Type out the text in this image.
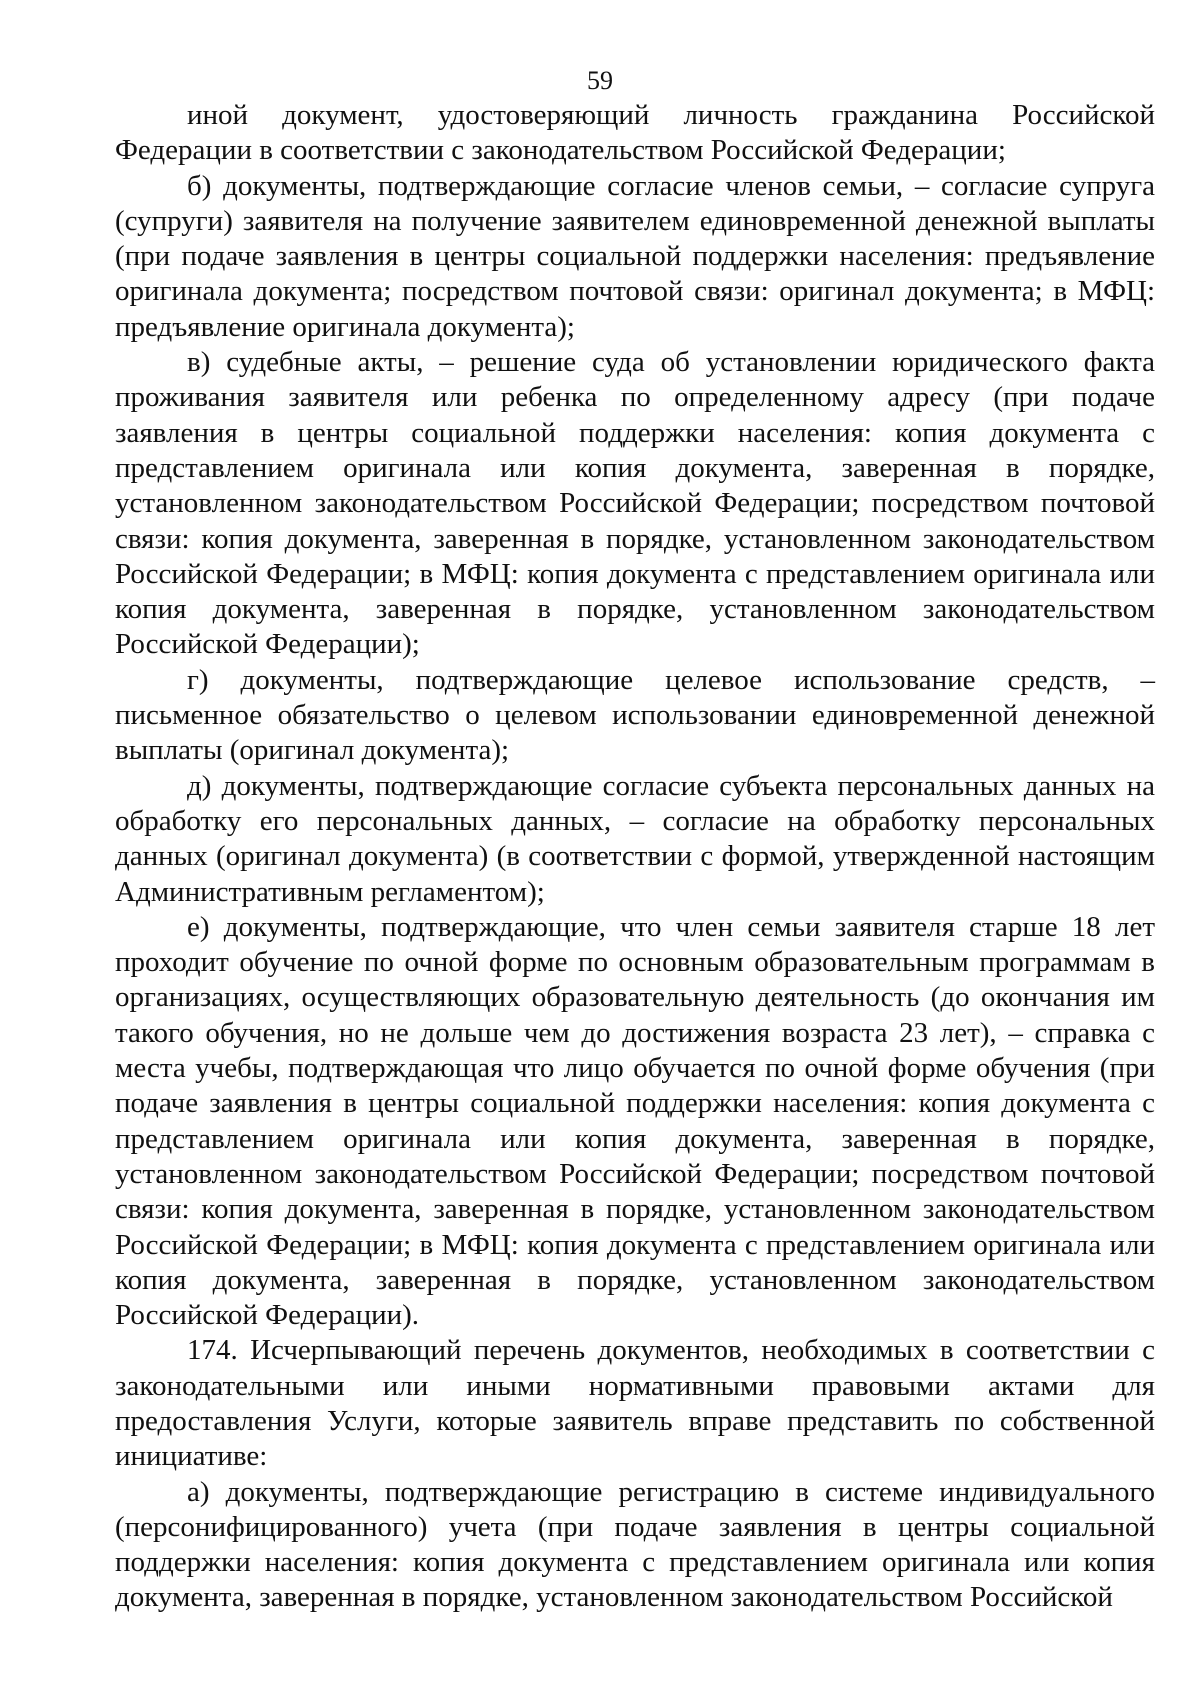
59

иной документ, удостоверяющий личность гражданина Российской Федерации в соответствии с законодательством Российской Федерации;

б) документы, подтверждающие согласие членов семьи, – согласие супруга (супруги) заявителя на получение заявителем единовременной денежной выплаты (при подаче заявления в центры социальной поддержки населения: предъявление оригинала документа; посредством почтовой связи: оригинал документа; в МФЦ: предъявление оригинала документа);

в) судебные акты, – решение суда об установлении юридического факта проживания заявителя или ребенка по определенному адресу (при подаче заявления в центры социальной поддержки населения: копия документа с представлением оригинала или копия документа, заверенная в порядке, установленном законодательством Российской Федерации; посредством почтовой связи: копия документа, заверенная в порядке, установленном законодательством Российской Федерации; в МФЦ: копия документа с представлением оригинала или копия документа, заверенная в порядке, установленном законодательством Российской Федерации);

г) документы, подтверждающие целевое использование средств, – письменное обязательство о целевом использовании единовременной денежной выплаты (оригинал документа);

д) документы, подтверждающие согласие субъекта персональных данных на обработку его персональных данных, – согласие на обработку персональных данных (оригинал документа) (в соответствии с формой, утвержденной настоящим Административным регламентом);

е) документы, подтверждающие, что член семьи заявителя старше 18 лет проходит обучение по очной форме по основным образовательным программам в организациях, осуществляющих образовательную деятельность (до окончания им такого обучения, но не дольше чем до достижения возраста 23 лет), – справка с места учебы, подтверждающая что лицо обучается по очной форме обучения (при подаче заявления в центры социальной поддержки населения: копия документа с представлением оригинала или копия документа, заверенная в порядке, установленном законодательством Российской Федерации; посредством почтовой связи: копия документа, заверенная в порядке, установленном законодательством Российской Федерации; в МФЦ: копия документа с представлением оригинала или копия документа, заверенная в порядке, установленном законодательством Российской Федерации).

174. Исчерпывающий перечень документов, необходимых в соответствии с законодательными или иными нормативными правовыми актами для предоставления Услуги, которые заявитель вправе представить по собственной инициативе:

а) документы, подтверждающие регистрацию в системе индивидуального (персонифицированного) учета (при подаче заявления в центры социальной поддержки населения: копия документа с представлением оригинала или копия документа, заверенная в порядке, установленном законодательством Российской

==

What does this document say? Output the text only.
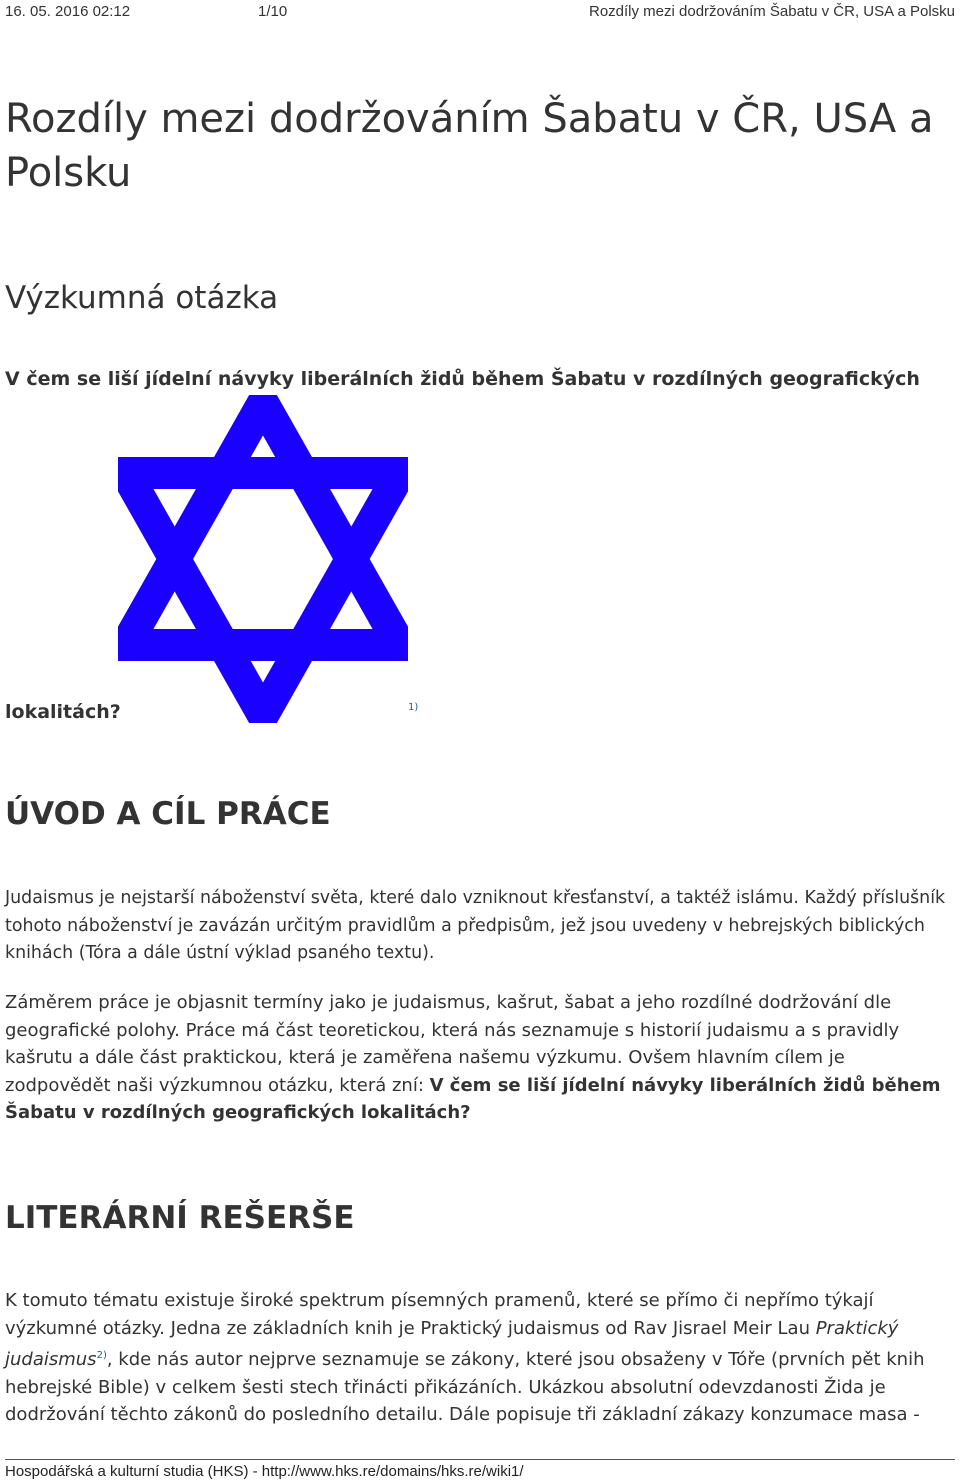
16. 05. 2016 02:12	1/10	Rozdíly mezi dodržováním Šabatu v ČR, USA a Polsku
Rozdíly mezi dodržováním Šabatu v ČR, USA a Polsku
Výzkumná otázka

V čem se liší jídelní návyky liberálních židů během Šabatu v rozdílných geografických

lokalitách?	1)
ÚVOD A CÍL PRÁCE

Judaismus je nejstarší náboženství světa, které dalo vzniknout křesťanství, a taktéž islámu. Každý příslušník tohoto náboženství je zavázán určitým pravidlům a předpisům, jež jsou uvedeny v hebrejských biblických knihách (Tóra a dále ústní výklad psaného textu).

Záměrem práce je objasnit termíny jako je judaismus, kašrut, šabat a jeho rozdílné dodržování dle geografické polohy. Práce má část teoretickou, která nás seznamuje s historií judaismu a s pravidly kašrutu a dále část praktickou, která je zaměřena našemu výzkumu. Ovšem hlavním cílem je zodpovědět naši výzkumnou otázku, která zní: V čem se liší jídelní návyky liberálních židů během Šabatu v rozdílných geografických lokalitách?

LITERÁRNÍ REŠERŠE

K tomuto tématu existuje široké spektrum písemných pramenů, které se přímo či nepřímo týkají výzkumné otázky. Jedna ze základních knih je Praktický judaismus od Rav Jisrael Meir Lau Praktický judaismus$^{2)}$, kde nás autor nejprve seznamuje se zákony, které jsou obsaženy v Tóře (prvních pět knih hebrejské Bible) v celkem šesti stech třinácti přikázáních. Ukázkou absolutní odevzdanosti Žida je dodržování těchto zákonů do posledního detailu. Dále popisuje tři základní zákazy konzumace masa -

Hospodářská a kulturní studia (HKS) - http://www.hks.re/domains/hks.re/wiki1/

==

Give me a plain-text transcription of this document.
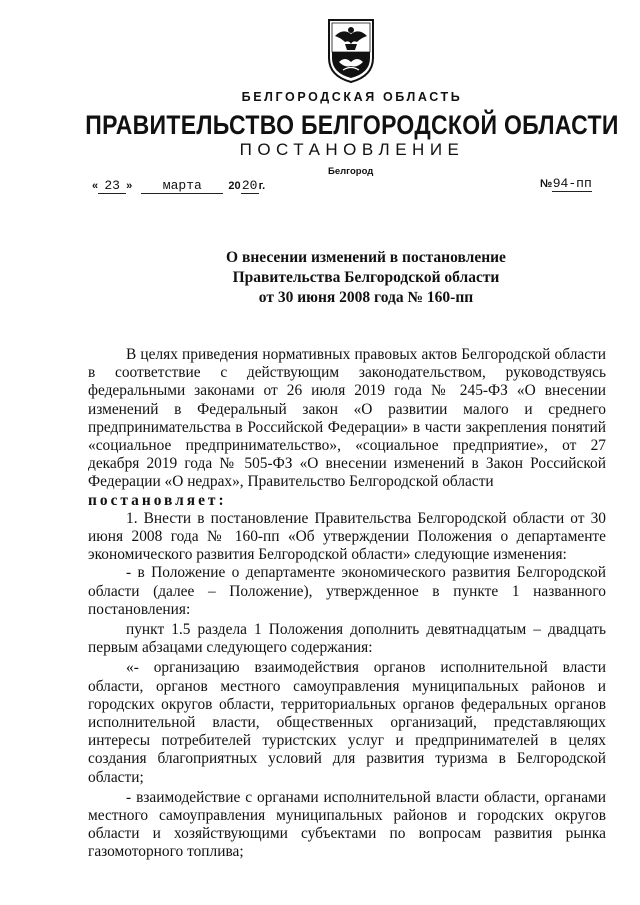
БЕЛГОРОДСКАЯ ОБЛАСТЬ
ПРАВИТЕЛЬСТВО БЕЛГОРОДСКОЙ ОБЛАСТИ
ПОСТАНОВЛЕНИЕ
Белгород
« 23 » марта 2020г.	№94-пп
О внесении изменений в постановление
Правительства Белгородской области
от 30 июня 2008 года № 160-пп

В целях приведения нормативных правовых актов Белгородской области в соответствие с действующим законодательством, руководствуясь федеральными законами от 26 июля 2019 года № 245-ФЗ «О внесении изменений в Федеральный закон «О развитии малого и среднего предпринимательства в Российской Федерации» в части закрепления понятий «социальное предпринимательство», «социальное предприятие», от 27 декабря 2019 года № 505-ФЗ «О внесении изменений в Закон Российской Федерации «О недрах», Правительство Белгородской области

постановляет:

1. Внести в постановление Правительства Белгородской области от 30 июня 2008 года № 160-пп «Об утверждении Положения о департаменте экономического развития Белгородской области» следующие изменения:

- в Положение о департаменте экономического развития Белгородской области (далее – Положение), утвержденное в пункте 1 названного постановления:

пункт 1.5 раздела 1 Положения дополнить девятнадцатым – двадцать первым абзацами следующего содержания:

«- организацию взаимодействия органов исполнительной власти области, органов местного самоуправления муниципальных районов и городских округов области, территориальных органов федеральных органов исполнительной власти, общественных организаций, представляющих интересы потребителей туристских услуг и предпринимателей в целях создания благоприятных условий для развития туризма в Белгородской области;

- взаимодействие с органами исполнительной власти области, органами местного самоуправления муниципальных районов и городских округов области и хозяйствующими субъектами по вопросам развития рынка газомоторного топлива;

* **REQUIRED WORK**:
Of the lines above, how many hold the string "внесении"? Answer with only the number.

* **TASK SOLUTION**:
2